Short exercise: Copy each line exactly. Drop every picture.

Data excerpts:
>>>>>

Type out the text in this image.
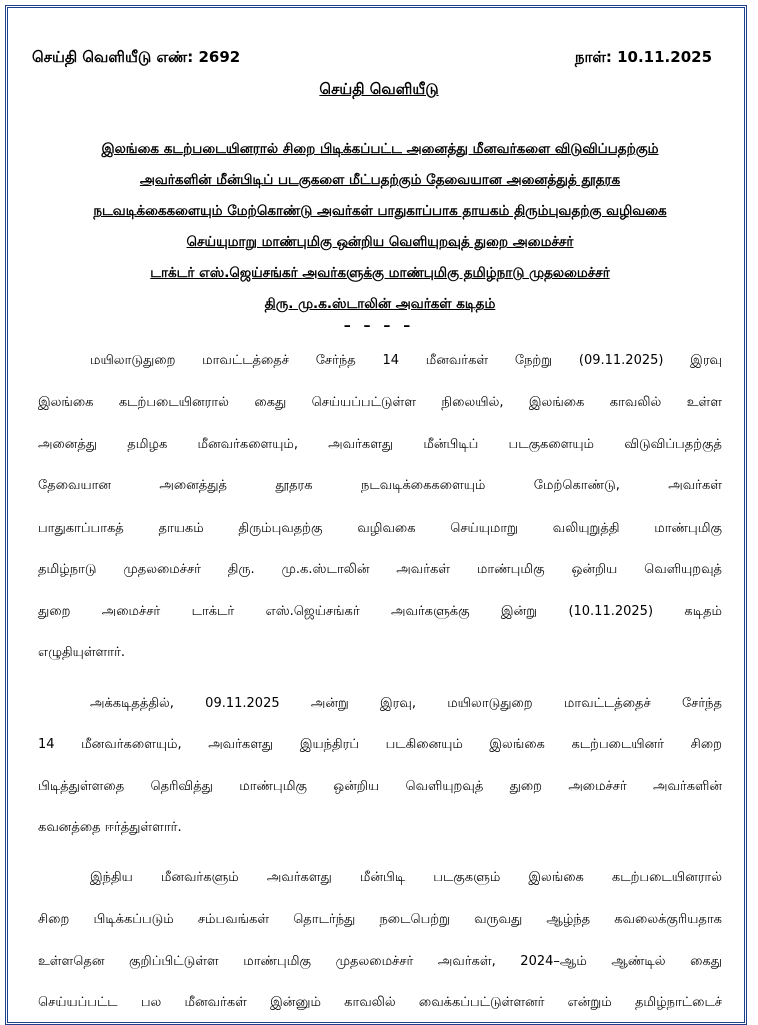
செய்தி வெளியீடு எண்: 2692	நாள்: 10.11.2025
செய்தி வெளியீடு
இலங்கை கடற்படையினரால் சிறை பிடிக்கப்பட்ட அனைத்து மீனவர்களை விடுவிப்பதற்கும்
அவர்களின் மீன்பிடிப் படகுகளை மீட்பதற்கும் தேவையான அனைத்துத் தூதரக
நடவடிக்கைகளையும் மேற்கொண்டு அவர்கள் பாதுகாப்பாக தாயகம் திரும்புவதற்கு வழிவகை
செய்யுமாறு மாண்புமிகு ஒன்றிய வெளியுறவுத் துறை அமைச்சர்
டாக்டர் எஸ்.ஜெய்சங்கர் அவர்களுக்கு மாண்புமிகு தமிழ்நாடு முதலமைச்சர்
திரு. மு.க.ஸ்டாலின் அவர்கள் கடிதம்
– – – –
மயிலாடுதுறை மாவட்டத்தைச் சேர்ந்த 14 மீனவர்கள் நேற்று (09.11.2025) இரவு
இலங்கை கடற்படையினரால் கைது செய்யப்பட்டுள்ள நிலையில், இலங்கை காவலில் உள்ள
அனைத்து தமிழக மீனவர்களையும், அவர்களது மீன்பிடிப் படகுகளையும் விடுவிப்பதற்குத்
தேவையான அனைத்துத் தூதரக நடவடிக்கைகளையும் மேற்கொண்டு, அவர்கள்
பாதுகாப்பாகத் தாயகம் திரும்புவதற்கு வழிவகை செய்யுமாறு வலியுறுத்தி மாண்புமிகு
தமிழ்நாடு முதலமைச்சர் திரு. மு.க.ஸ்டாலின் அவர்கள் மாண்புமிகு ஒன்றிய வெளியுறவுத்
துறை அமைச்சர் டாக்டர் எஸ்.ஜெய்சங்கர் அவர்களுக்கு இன்று (10.11.2025) கடிதம்
எழுதியுள்ளார்.
அக்கடிதத்தில், 09.11.2025 அன்று இரவு, மயிலாடுதுறை மாவட்டத்தைச் சேர்ந்த
14 மீனவர்களையும், அவர்களது இயந்திரப் படகினையும் இலங்கை கடற்படையினர் சிறை
பிடித்துள்ளதை தெரிவித்து மாண்புமிகு ஒன்றிய வெளியுறவுத் துறை அமைச்சர் அவர்களின்
கவனத்தை ஈர்த்துள்ளார்.
இந்திய மீனவர்களும் அவர்களது மீன்பிடி படகுகளும் இலங்கை கடற்படையினரால்
சிறை பிடிக்கப்படும் சம்பவங்கள் தொடர்ந்து நடைபெற்று வருவது ஆழ்ந்த கவலைக்குரியதாக
உள்ளதென குறிப்பிட்டுள்ள மாண்புமிகு முதலமைச்சர் அவர்கள், 2024–ஆம் ஆண்டில் கைது
செய்யப்பட்ட பல மீனவர்கள் இன்னும் காவலில் வைக்கப்பட்டுள்ளனர் என்றும் தமிழ்நாட்டைச்
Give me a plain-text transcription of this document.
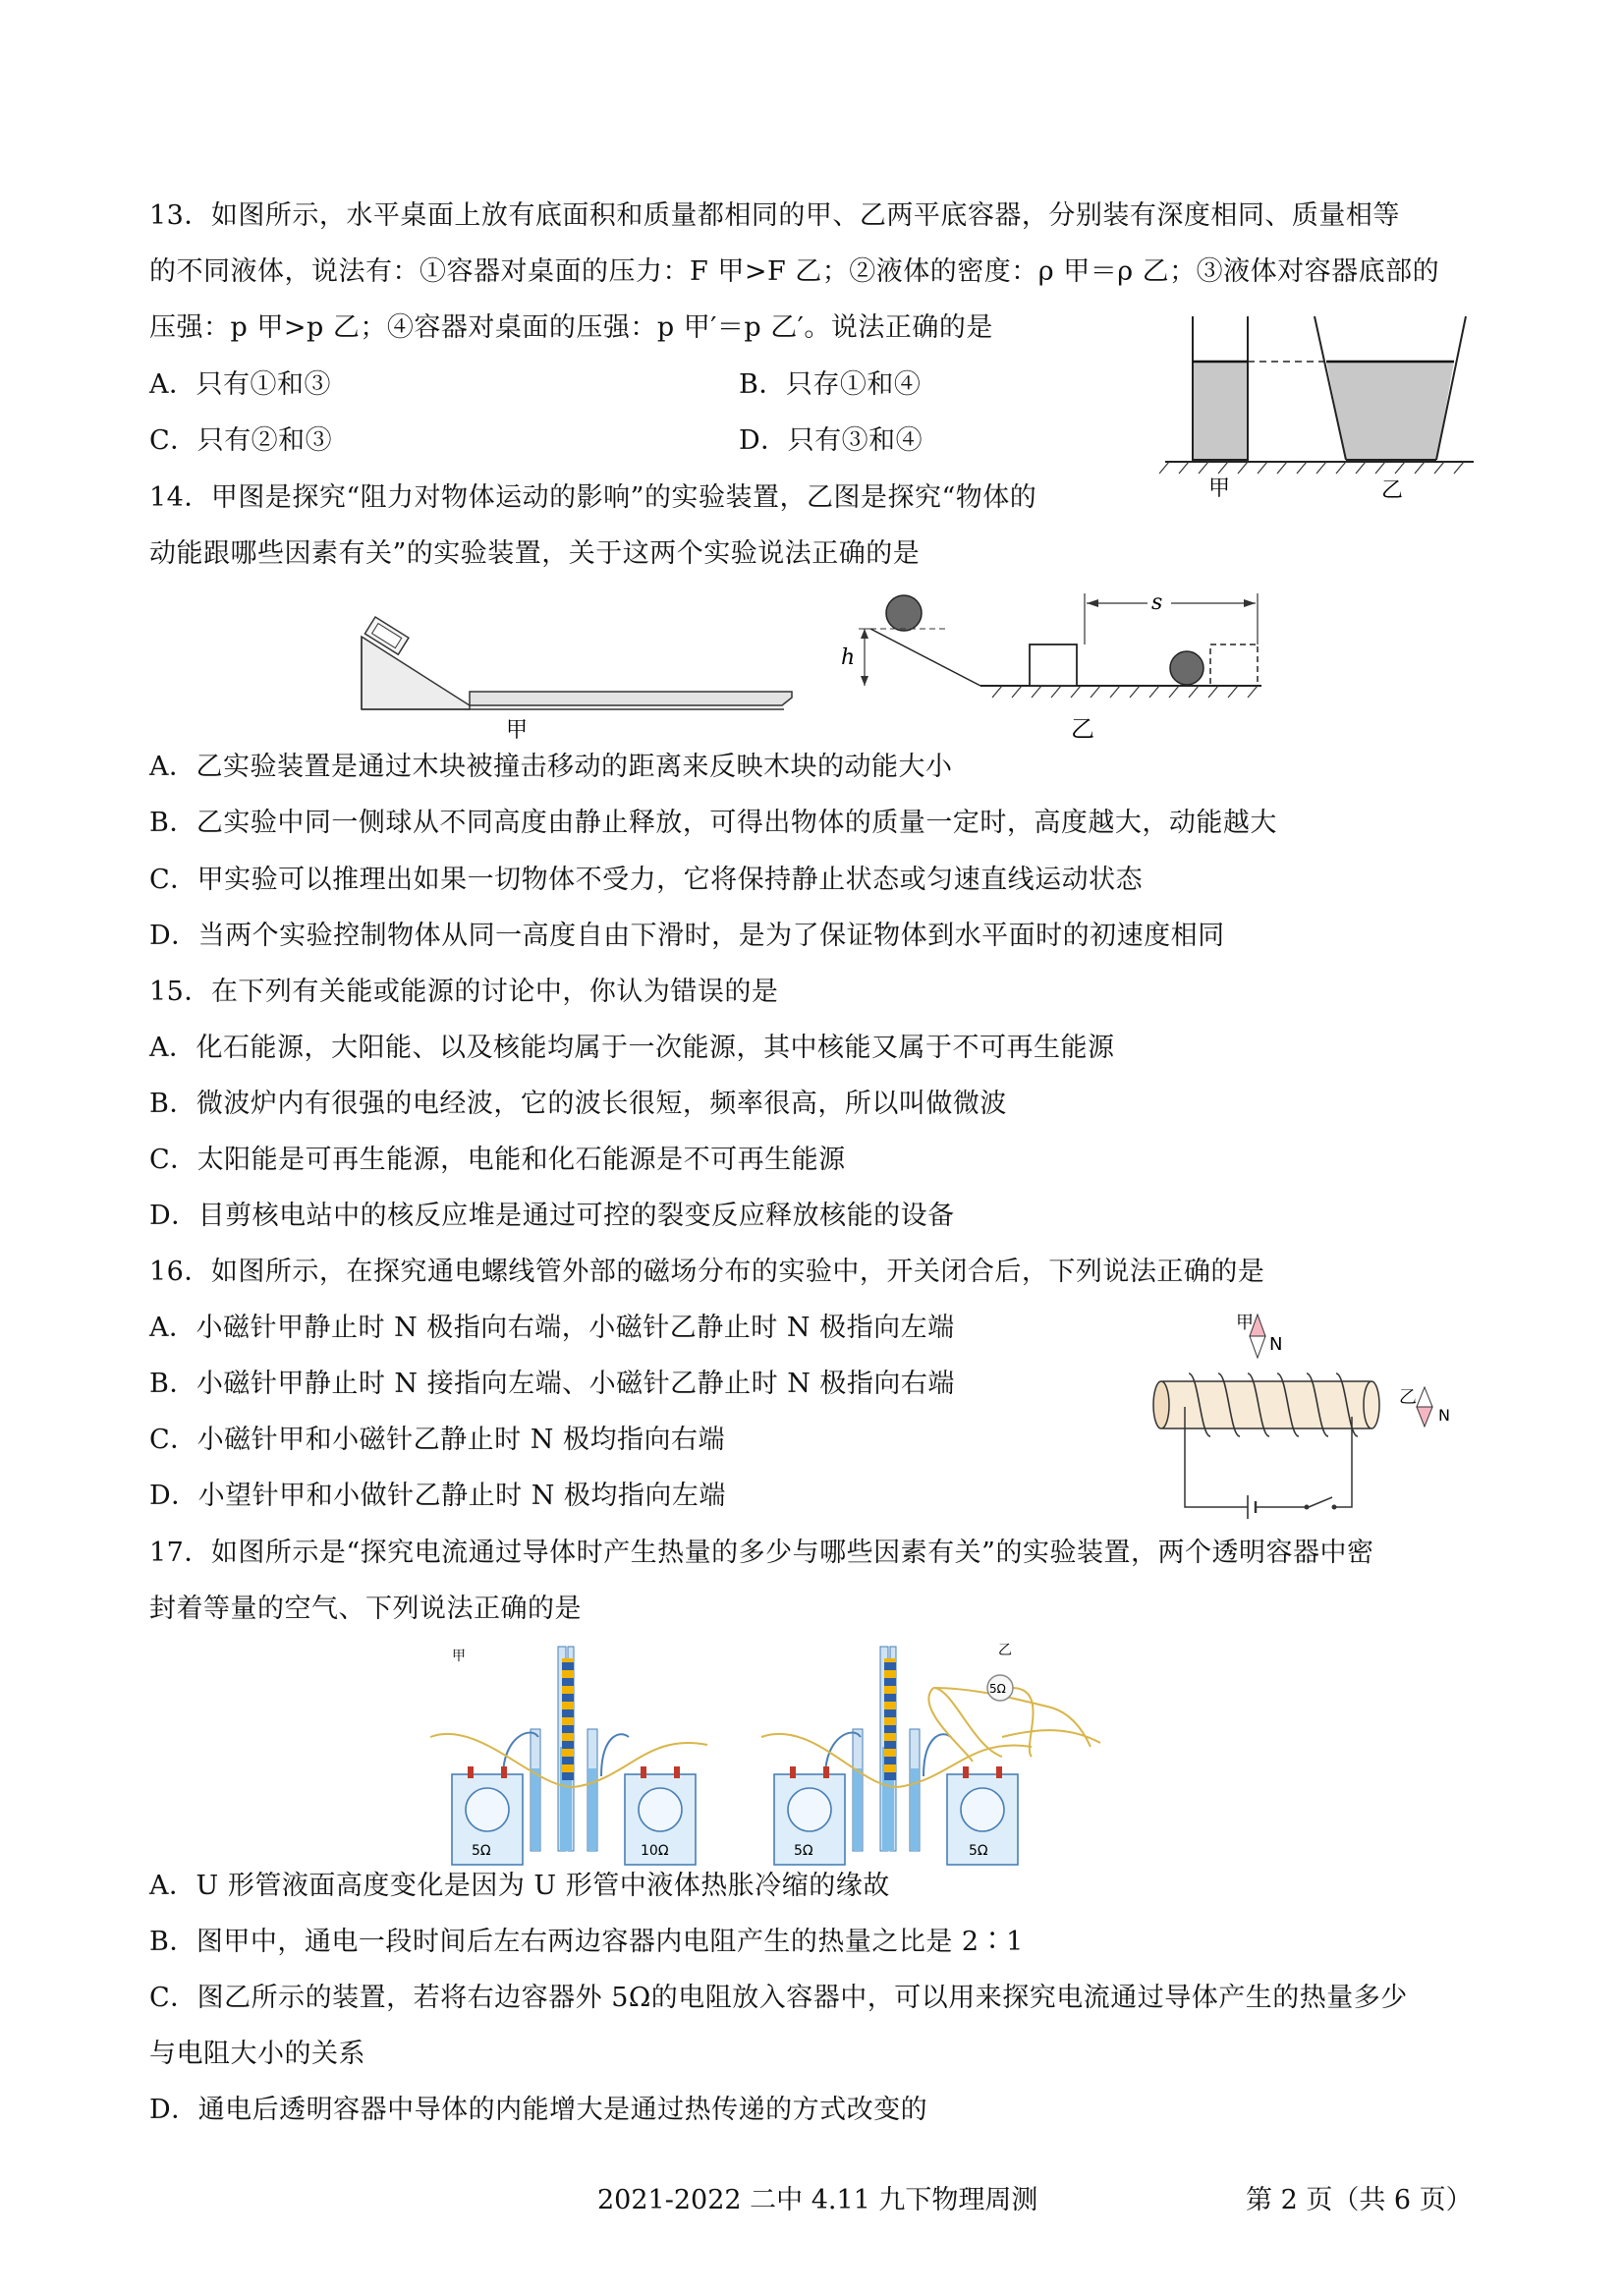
13．如图所示，水平桌面上放有底面积和质量都相同的甲、乙两平底容器，分别装有深度相同、质量相等
的不同液体，说法有：①容器对桌面的压力：F 甲>F 乙；②液体的密度：ρ 甲＝ρ 乙；③液体对容器底部的
压强：p 甲>p 乙；④容器对桌面的压强：p 甲′＝p 乙′。说法正确的是
A．只有①和③	B．只存①和④
C．只有②和③	D．只有③和④
甲	乙
14．甲图是探究“阻力对物体运动的影响”的实验装置，乙图是探究“物体的
动能跟哪些因素有关”的实验装置，关于这两个实验说法正确的是
甲
h
s
乙
A．乙实验装置是通过木块被撞击移动的距离来反映木块的动能大小
B．乙实验中同一侧球从不同高度由静止释放，可得出物体的质量一定时，高度越大，动能越大
C．甲实验可以推理出如果一切物体不受力，它将保持静止状态或匀速直线运动状态
D．当两个实验控制物体从同一高度自由下滑时，是为了保证物体到水平面时的初速度相同
15．在下列有关能或能源的讨论中，你认为错误的是
A．化石能源，大阳能、以及核能均属于一次能源，其中核能又属于不可再生能源
B．微波炉内有很强的电经波，它的波长很短，频率很高，所以叫做微波
C．太阳能是可再生能源，电能和化石能源是不可再生能源
D．目剪核电站中的核反应堆是通过可控的裂变反应释放核能的设备
16．如图所示，在探究通电螺线管外部的磁场分布的实验中，开关闭合后，下列说法正确的是
A．小磁针甲静止时 N 极指向右端，小磁针乙静止时 N 极指向左端
B．小磁针甲静止时 N 接指向左端、小磁针乙静止时 N 极指向右端
C．小磁针甲和小磁针乙静止时 N 极均指向右端
D．小望针甲和小做针乙静止时 N 极均指向左端
甲
N
乙
N
17．如图所示是“探究电流通过导体时产生热量的多少与哪些因素有关”的实验装置，两个透明容器中密
封着等量的空气、下列说法正确的是
甲
5Ω	10Ω
乙
5Ω
5Ω	5Ω
A．U 形管液面高度变化是因为 U 形管中液体热胀冷缩的缘故
B．图甲中，通电一段时间后左右两边容器内电阻产生的热量之比是 2∶1
C．图乙所示的装置，若将右边容器外 5Ω的电阻放入容器中，可以用来探究电流通过导体产生的热量多少
与电阻大小的关系
D．通电后透明容器中导体的内能增大是通过热传递的方式改变的
2021-2022 二中 4.11 九下物理周测	第 2 页（共 6 页）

<<<<<

Solution:
Type out the text in this image.
செய்தி வெளியீடு எண்: 2692	நாள்: 10.11.2025
செய்தி வெளியீடு
இலங்கை கடற்படையினரால் சிறை பிடிக்கப்பட்ட அனைத்து மீனவர்களை விடுவிப்பதற்கும்
அவர்களின் மீன்பிடிப் படகுகளை மீட்பதற்கும் தேவையான அனைத்துத் தூதரக
நடவடிக்கைகளையும் மேற்கொண்டு அவர்கள் பாதுகாப்பாக தாயகம் திரும்புவதற்கு வழிவகை
செய்யுமாறு மாண்புமிகு ஒன்றிய வெளியுறவுத் துறை அமைச்சர்
டாக்டர் எஸ்.ஜெய்சங்கர் அவர்களுக்கு மாண்புமிகு தமிழ்நாடு முதலமைச்சர்
திரு. மு.க.ஸ்டாலின் அவர்கள் கடிதம்
– – – –
மயிலாடுதுறை மாவட்டத்தைச் சேர்ந்த 14 மீனவர்கள் நேற்று (09.11.2025) இரவு
இலங்கை கடற்படையினரால் கைது செய்யப்பட்டுள்ள நிலையில், இலங்கை காவலில் உள்ள
அனைத்து தமிழக மீனவர்களையும், அவர்களது மீன்பிடிப் படகுகளையும் விடுவிப்பதற்குத்
தேவையான அனைத்துத் தூதரக நடவடிக்கைகளையும் மேற்கொண்டு, அவர்கள்
பாதுகாப்பாகத் தாயகம் திரும்புவதற்கு வழிவகை செய்யுமாறு வலியுறுத்தி மாண்புமிகு
தமிழ்நாடு முதலமைச்சர் திரு. மு.க.ஸ்டாலின் அவர்கள் மாண்புமிகு ஒன்றிய வெளியுறவுத்
துறை அமைச்சர் டாக்டர் எஸ்.ஜெய்சங்கர் அவர்களுக்கு இன்று (10.11.2025) கடிதம்
எழுதியுள்ளார்.
அக்கடிதத்தில், 09.11.2025 அன்று இரவு, மயிலாடுதுறை மாவட்டத்தைச் சேர்ந்த
14 மீனவர்களையும், அவர்களது இயந்திரப் படகினையும் இலங்கை கடற்படையினர் சிறை
பிடித்துள்ளதை தெரிவித்து மாண்புமிகு ஒன்றிய வெளியுறவுத் துறை அமைச்சர் அவர்களின்
கவனத்தை ஈர்த்துள்ளார்.
இந்திய மீனவர்களும் அவர்களது மீன்பிடி படகுகளும் இலங்கை கடற்படையினரால்
சிறை பிடிக்கப்படும் சம்பவங்கள் தொடர்ந்து நடைபெற்று வருவது ஆழ்ந்த கவலைக்குரியதாக
உள்ளதென குறிப்பிட்டுள்ள மாண்புமிகு முதலமைச்சர் அவர்கள், 2024–ஆம் ஆண்டில் கைது
செய்யப்பட்ட பல மீனவர்கள் இன்னும் காவலில் வைக்கப்பட்டுள்ளனர் என்றும் தமிழ்நாட்டைச்
Give me a plain-text transcription of this document.
13．如图所示，水平桌面上放有底面积和质量都相同的甲、乙两平底容器，分别装有深度相同、质量相等
的不同液体，说法有：①容器对桌面的压力：F 甲>F 乙；②液体的密度：ρ 甲＝ρ 乙；③液体对容器底部的
压强：p 甲>p 乙；④容器对桌面的压强：p 甲′＝p 乙′。说法正确的是
A．只有①和③	B．只存①和④
C．只有②和③	D．只有③和④
甲	乙
14．甲图是探究“阻力对物体运动的影响”的实验装置，乙图是探究“物体的
动能跟哪些因素有关”的实验装置，关于这两个实验说法正确的是
甲
h
s
乙
A．乙实验装置是通过木块被撞击移动的距离来反映木块的动能大小
B．乙实验中同一侧球从不同高度由静止释放，可得出物体的质量一定时，高度越大，动能越大
C．甲实验可以推理出如果一切物体不受力，它将保持静止状态或匀速直线运动状态
D．当两个实验控制物体从同一高度自由下滑时，是为了保证物体到水平面时的初速度相同
15．在下列有关能或能源的讨论中，你认为错误的是
A．化石能源，大阳能、以及核能均属于一次能源，其中核能又属于不可再生能源
B．微波炉内有很强的电经波，它的波长很短，频率很高，所以叫做微波
C．太阳能是可再生能源，电能和化石能源是不可再生能源
D．目剪核电站中的核反应堆是通过可控的裂变反应释放核能的设备
16．如图所示，在探究通电螺线管外部的磁场分布的实验中，开关闭合后，下列说法正确的是
A．小磁针甲静止时 N 极指向右端，小磁针乙静止时 N 极指向左端
B．小磁针甲静止时 N 接指向左端、小磁针乙静止时 N 极指向右端
C．小磁针甲和小磁针乙静止时 N 极均指向右端
D．小望针甲和小做针乙静止时 N 极均指向左端
甲
N
乙
N
17．如图所示是“探究电流通过导体时产生热量的多少与哪些因素有关”的实验装置，两个透明容器中密
封着等量的空气、下列说法正确的是
甲
5Ω	10Ω
乙
5Ω
5Ω	5Ω
A．U 形管液面高度变化是因为 U 形管中液体热胀冷缩的缘故
B．图甲中，通电一段时间后左右两边容器内电阻产生的热量之比是 2∶1
C．图乙所示的装置，若将右边容器外 5Ω的电阻放入容器中，可以用来探究电流通过导体产生的热量多少
与电阻大小的关系
D．通电后透明容器中导体的内能增大是通过热传递的方式改变的
2021-2022 二中 4.11 九下物理周测	第 2 页（共 6 页）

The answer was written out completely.